■ Your goal
Every entry below should be transcribed exactly; pictures stay out of the copy.

■ Records supplied

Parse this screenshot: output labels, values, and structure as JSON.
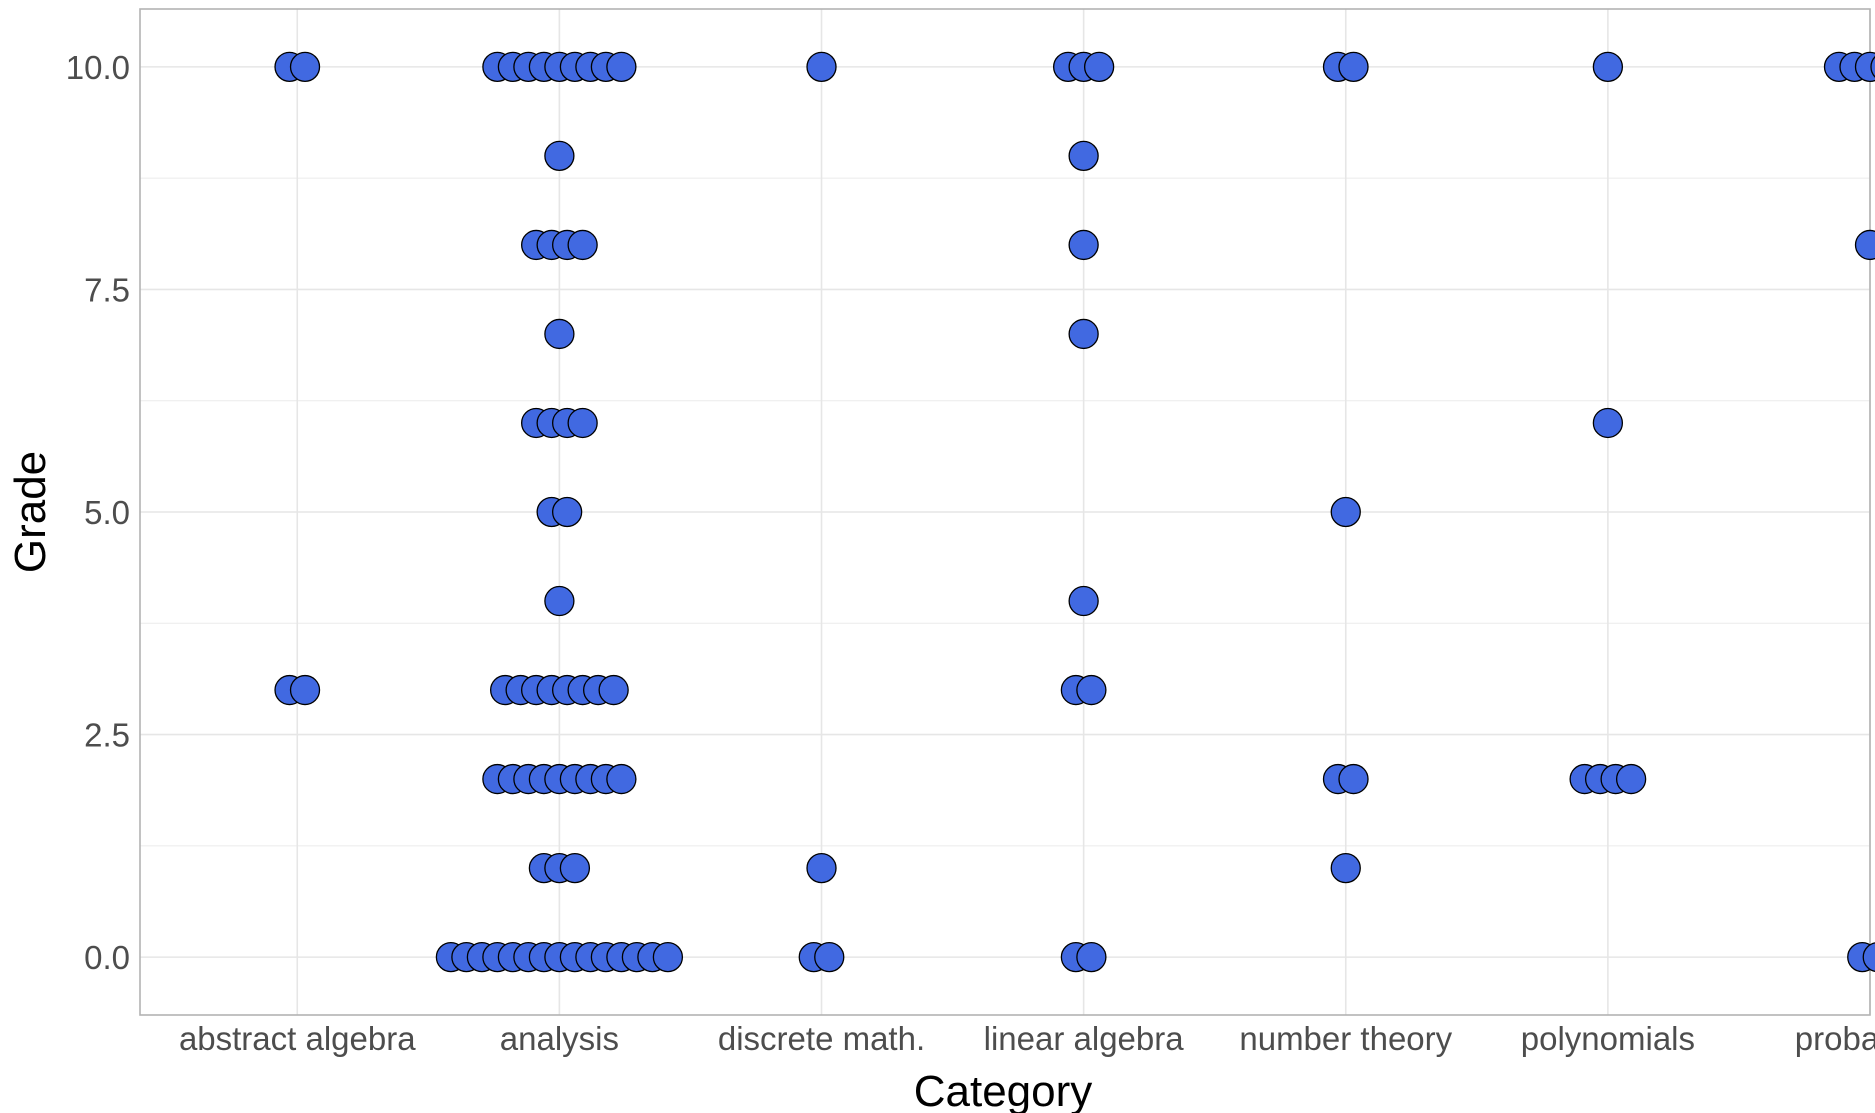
{
  "chart_data": {
    "type": "scatter",
    "subtype": "dotplot",
    "xlabel": "Category",
    "ylabel": "Grade",
    "ylim": [
      -0.65,
      10.65
    ],
    "yticks": [
      "0.0",
      "2.5",
      "5.0",
      "7.5",
      "10.0"
    ],
    "ytick_values": [
      0,
      2.5,
      5,
      7.5,
      10
    ],
    "grid": true,
    "colors": {
      "point_fill": "#4169E1",
      "point_stroke": "#000000",
      "panel_border": "#b3b3b3"
    },
    "categories": [
      "abstract algebra",
      "analysis",
      "discrete math.",
      "linear algebra",
      "number theory",
      "polynomials",
      "probability"
    ],
    "groups": [
      {
        "category": "abstract algebra",
        "points": [
          {
            "y": 10,
            "count": 2
          },
          {
            "y": 3,
            "count": 2
          }
        ]
      },
      {
        "category": "analysis",
        "points": [
          {
            "y": 10,
            "count": 9
          },
          {
            "y": 9,
            "count": 1
          },
          {
            "y": 8,
            "count": 4
          },
          {
            "y": 7,
            "count": 1
          },
          {
            "y": 6,
            "count": 4
          },
          {
            "y": 5,
            "count": 2
          },
          {
            "y": 4,
            "count": 1
          },
          {
            "y": 3,
            "count": 8
          },
          {
            "y": 2,
            "count": 9
          },
          {
            "y": 1,
            "count": 3
          },
          {
            "y": 0,
            "count": 15
          }
        ]
      },
      {
        "category": "discrete math.",
        "points": [
          {
            "y": 10,
            "count": 1
          },
          {
            "y": 1,
            "count": 1
          },
          {
            "y": 0,
            "count": 2
          }
        ]
      },
      {
        "category": "linear algebra",
        "points": [
          {
            "y": 10,
            "count": 3
          },
          {
            "y": 9,
            "count": 1
          },
          {
            "y": 8,
            "count": 1
          },
          {
            "y": 7,
            "count": 1
          },
          {
            "y": 4,
            "count": 1
          },
          {
            "y": 3,
            "count": 2
          },
          {
            "y": 0,
            "count": 2
          }
        ]
      },
      {
        "category": "number theory",
        "points": [
          {
            "y": 10,
            "count": 2
          },
          {
            "y": 5,
            "count": 1
          },
          {
            "y": 2,
            "count": 2
          },
          {
            "y": 1,
            "count": 1
          }
        ]
      },
      {
        "category": "polynomials",
        "points": [
          {
            "y": 10,
            "count": 1
          },
          {
            "y": 6,
            "count": 1
          },
          {
            "y": 2,
            "count": 4
          }
        ]
      },
      {
        "category": "probability",
        "points": [
          {
            "y": 10,
            "count": 5
          },
          {
            "y": 8,
            "count": 1
          },
          {
            "y": 0,
            "count": 2
          }
        ]
      }
    ]
  }
}
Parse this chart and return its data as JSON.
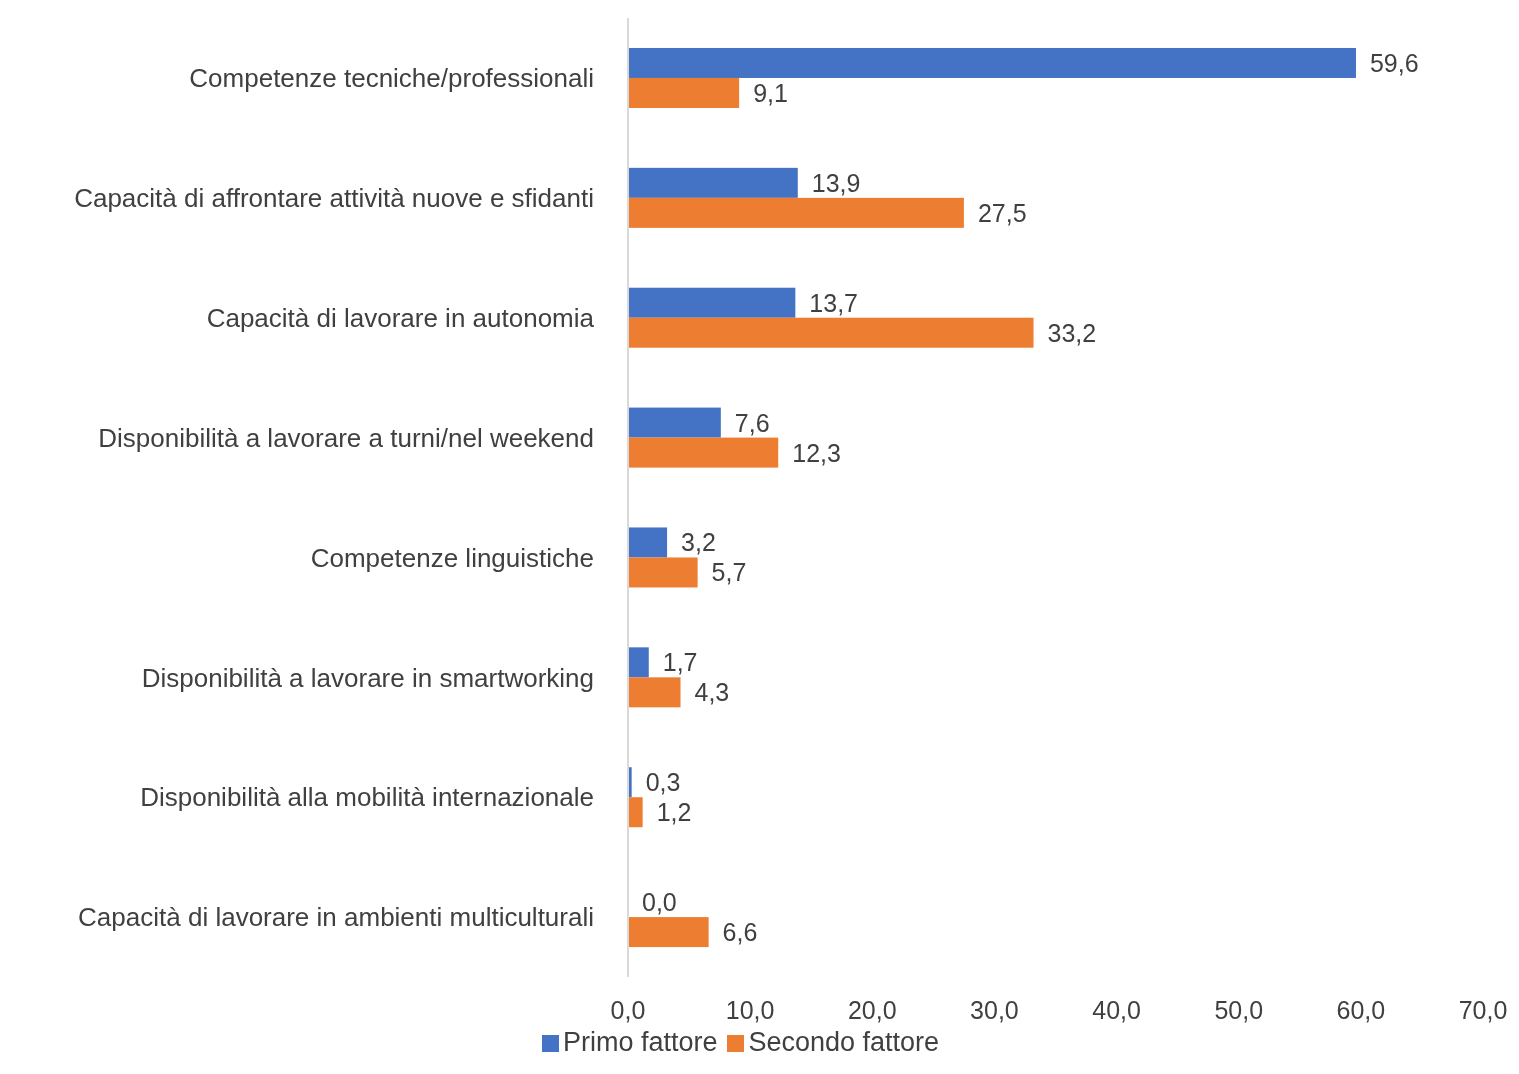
{
  "chart_data": {
    "type": "bar",
    "orientation": "horizontal",
    "categories": [
      "Competenze tecniche/professionali",
      "Capacità di affrontare attività nuove e sfidanti",
      "Capacità di lavorare in autonomia",
      "Disponibilità a lavorare a turni/nel weekend",
      "Competenze linguistiche",
      "Disponibilità a lavorare in smartworking",
      "Disponibilità alla mobilità internazionale",
      "Capacità di lavorare in ambienti multiculturali"
    ],
    "series": [
      {
        "name": "Primo fattore",
        "color": "#4472c4",
        "values": [
          59.6,
          13.9,
          13.7,
          7.6,
          3.2,
          1.7,
          0.3,
          0.0
        ],
        "value_labels": [
          "59,6",
          "13,9",
          "13,7",
          "7,6",
          "3,2",
          "1,7",
          "0,3",
          "0,0"
        ]
      },
      {
        "name": "Secondo fattore",
        "color": "#ed7d31",
        "values": [
          9.1,
          27.5,
          33.2,
          12.3,
          5.7,
          4.3,
          1.2,
          6.6
        ],
        "value_labels": [
          "9,1",
          "27,5",
          "33,2",
          "12,3",
          "5,7",
          "4,3",
          "1,2",
          "6,6"
        ]
      }
    ],
    "xlim": [
      0,
      70
    ],
    "xticks": [
      {
        "value": 0,
        "label": "0,0"
      },
      {
        "value": 10,
        "label": "10,0"
      },
      {
        "value": 20,
        "label": "20,0"
      },
      {
        "value": 30,
        "label": "30,0"
      },
      {
        "value": 40,
        "label": "40,0"
      },
      {
        "value": 50,
        "label": "50,0"
      },
      {
        "value": 60,
        "label": "60,0"
      },
      {
        "value": 70,
        "label": "70,0"
      }
    ],
    "legend": "bottom"
  }
}
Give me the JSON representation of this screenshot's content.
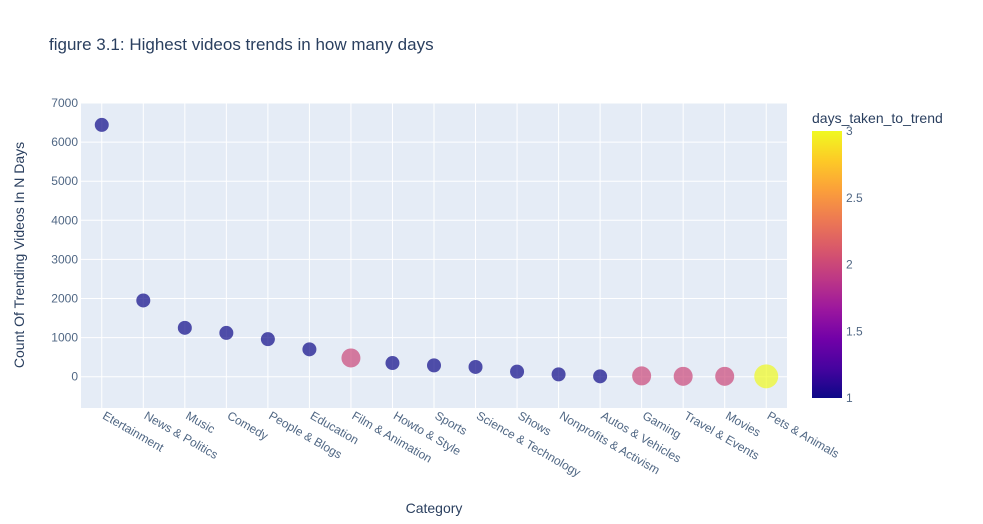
{
  "chart_data": {
    "type": "scatter",
    "title": "figure 3.1: Highest videos trends in how many days",
    "xlabel": "Category",
    "ylabel": "Count Of  Trending Videos In N Days",
    "ylim": [
      -800,
      7000
    ],
    "yticks": [
      0,
      1000,
      2000,
      3000,
      4000,
      5000,
      6000,
      7000
    ],
    "grid": true,
    "categories": [
      "Etertainment",
      "News & Politics",
      "Music",
      "Comedy",
      "People & Blogs",
      "Education",
      "Film & Animation",
      "Howto & Style",
      "Sports",
      "Science & Technology",
      "Shows",
      "Nonprofits & Activism",
      "Autos & Vehicles",
      "Gaming",
      "Travel & Events",
      "Movies",
      "Pets & Animals"
    ],
    "values": [
      6440,
      1950,
      1250,
      1120,
      960,
      700,
      480,
      350,
      290,
      250,
      130,
      60,
      10,
      20,
      10,
      10,
      10
    ],
    "days_taken_to_trend": [
      1,
      1,
      1,
      1,
      1,
      1,
      2,
      1,
      1,
      1,
      1,
      1,
      1,
      2,
      2,
      2,
      3
    ],
    "colorbar": {
      "title": "days_taken_to_trend",
      "range": [
        1,
        3
      ],
      "ticks": [
        "1",
        "1.5",
        "2",
        "2.5",
        "3"
      ],
      "colors": [
        "#0d0887",
        "#46039f",
        "#7201a8",
        "#9c179e",
        "#bd3786",
        "#d8576b",
        "#ed7953",
        "#fb9f3a",
        "#fdca26",
        "#f0f921"
      ]
    },
    "plot_bg": "#e5ecf6",
    "grid_color": "#ffffff"
  }
}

■ Expected answer
Parse this screenshot: output labels, values, and structure as JSON.
{
  "chart_data": {
    "type": "scatter",
    "subtype": "dotplot",
    "xlabel": "Category",
    "ylabel": "Grade",
    "ylim": [
      -0.65,
      10.65
    ],
    "yticks": [
      "0.0",
      "2.5",
      "5.0",
      "7.5",
      "10.0"
    ],
    "ytick_values": [
      0,
      2.5,
      5,
      7.5,
      10
    ],
    "grid": true,
    "colors": {
      "point_fill": "#4169E1",
      "point_stroke": "#000000",
      "panel_border": "#b3b3b3"
    },
    "categories": [
      "abstract algebra",
      "analysis",
      "discrete math.",
      "linear algebra",
      "number theory",
      "polynomials",
      "probability"
    ],
    "groups": [
      {
        "category": "abstract algebra",
        "points": [
          {
            "y": 10,
            "count": 2
          },
          {
            "y": 3,
            "count": 2
          }
        ]
      },
      {
        "category": "analysis",
        "points": [
          {
            "y": 10,
            "count": 9
          },
          {
            "y": 9,
            "count": 1
          },
          {
            "y": 8,
            "count": 4
          },
          {
            "y": 7,
            "count": 1
          },
          {
            "y": 6,
            "count": 4
          },
          {
            "y": 5,
            "count": 2
          },
          {
            "y": 4,
            "count": 1
          },
          {
            "y": 3,
            "count": 8
          },
          {
            "y": 2,
            "count": 9
          },
          {
            "y": 1,
            "count": 3
          },
          {
            "y": 0,
            "count": 15
          }
        ]
      },
      {
        "category": "discrete math.",
        "points": [
          {
            "y": 10,
            "count": 1
          },
          {
            "y": 1,
            "count": 1
          },
          {
            "y": 0,
            "count": 2
          }
        ]
      },
      {
        "category": "linear algebra",
        "points": [
          {
            "y": 10,
            "count": 3
          },
          {
            "y": 9,
            "count": 1
          },
          {
            "y": 8,
            "count": 1
          },
          {
            "y": 7,
            "count": 1
          },
          {
            "y": 4,
            "count": 1
          },
          {
            "y": 3,
            "count": 2
          },
          {
            "y": 0,
            "count": 2
          }
        ]
      },
      {
        "category": "number theory",
        "points": [
          {
            "y": 10,
            "count": 2
          },
          {
            "y": 5,
            "count": 1
          },
          {
            "y": 2,
            "count": 2
          },
          {
            "y": 1,
            "count": 1
          }
        ]
      },
      {
        "category": "polynomials",
        "points": [
          {
            "y": 10,
            "count": 1
          },
          {
            "y": 6,
            "count": 1
          },
          {
            "y": 2,
            "count": 4
          }
        ]
      },
      {
        "category": "probability",
        "points": [
          {
            "y": 10,
            "count": 5
          },
          {
            "y": 8,
            "count": 1
          },
          {
            "y": 0,
            "count": 2
          }
        ]
      }
    ]
  }
}
Parse this chart and return its data as JSON.
{
  "chart_data": {
    "type": "bar",
    "orientation": "horizontal",
    "categories": [
      "Competenze tecniche/professionali",
      "Capacità di affrontare attività nuove e sfidanti",
      "Capacità di lavorare in autonomia",
      "Disponibilità a lavorare a turni/nel weekend",
      "Competenze linguistiche",
      "Disponibilità a lavorare in smartworking",
      "Disponibilità alla mobilità internazionale",
      "Capacità di lavorare in ambienti multiculturali"
    ],
    "series": [
      {
        "name": "Primo fattore",
        "color": "#4472c4",
        "values": [
          59.6,
          13.9,
          13.7,
          7.6,
          3.2,
          1.7,
          0.3,
          0.0
        ],
        "value_labels": [
          "59,6",
          "13,9",
          "13,7",
          "7,6",
          "3,2",
          "1,7",
          "0,3",
          "0,0"
        ]
      },
      {
        "name": "Secondo fattore",
        "color": "#ed7d31",
        "values": [
          9.1,
          27.5,
          33.2,
          12.3,
          5.7,
          4.3,
          1.2,
          6.6
        ],
        "value_labels": [
          "9,1",
          "27,5",
          "33,2",
          "12,3",
          "5,7",
          "4,3",
          "1,2",
          "6,6"
        ]
      }
    ],
    "xlim": [
      0,
      70
    ],
    "xticks": [
      {
        "value": 0,
        "label": "0,0"
      },
      {
        "value": 10,
        "label": "10,0"
      },
      {
        "value": 20,
        "label": "20,0"
      },
      {
        "value": 30,
        "label": "30,0"
      },
      {
        "value": 40,
        "label": "40,0"
      },
      {
        "value": 50,
        "label": "50,0"
      },
      {
        "value": 60,
        "label": "60,0"
      },
      {
        "value": 70,
        "label": "70,0"
      }
    ],
    "legend": "bottom"
  }
}
Give me the JSON representation of this screenshot's content.
{
  "chart_data": {
    "type": "scatter",
    "title": "figure 3.1: Highest videos trends in how many days",
    "xlabel": "Category",
    "ylabel": "Count Of  Trending Videos In N Days",
    "ylim": [
      -800,
      7000
    ],
    "yticks": [
      0,
      1000,
      2000,
      3000,
      4000,
      5000,
      6000,
      7000
    ],
    "grid": true,
    "categories": [
      "Etertainment",
      "News & Politics",
      "Music",
      "Comedy",
      "People & Blogs",
      "Education",
      "Film & Animation",
      "Howto & Style",
      "Sports",
      "Science & Technology",
      "Shows",
      "Nonprofits & Activism",
      "Autos & Vehicles",
      "Gaming",
      "Travel & Events",
      "Movies",
      "Pets & Animals"
    ],
    "values": [
      6440,
      1950,
      1250,
      1120,
      960,
      700,
      480,
      350,
      290,
      250,
      130,
      60,
      10,
      20,
      10,
      10,
      10
    ],
    "days_taken_to_trend": [
      1,
      1,
      1,
      1,
      1,
      1,
      2,
      1,
      1,
      1,
      1,
      1,
      1,
      2,
      2,
      2,
      3
    ],
    "colorbar": {
      "title": "days_taken_to_trend",
      "range": [
        1,
        3
      ],
      "ticks": [
        "1",
        "1.5",
        "2",
        "2.5",
        "3"
      ],
      "colors": [
        "#0d0887",
        "#46039f",
        "#7201a8",
        "#9c179e",
        "#bd3786",
        "#d8576b",
        "#ed7953",
        "#fb9f3a",
        "#fdca26",
        "#f0f921"
      ]
    },
    "plot_bg": "#e5ecf6",
    "grid_color": "#ffffff"
  }
}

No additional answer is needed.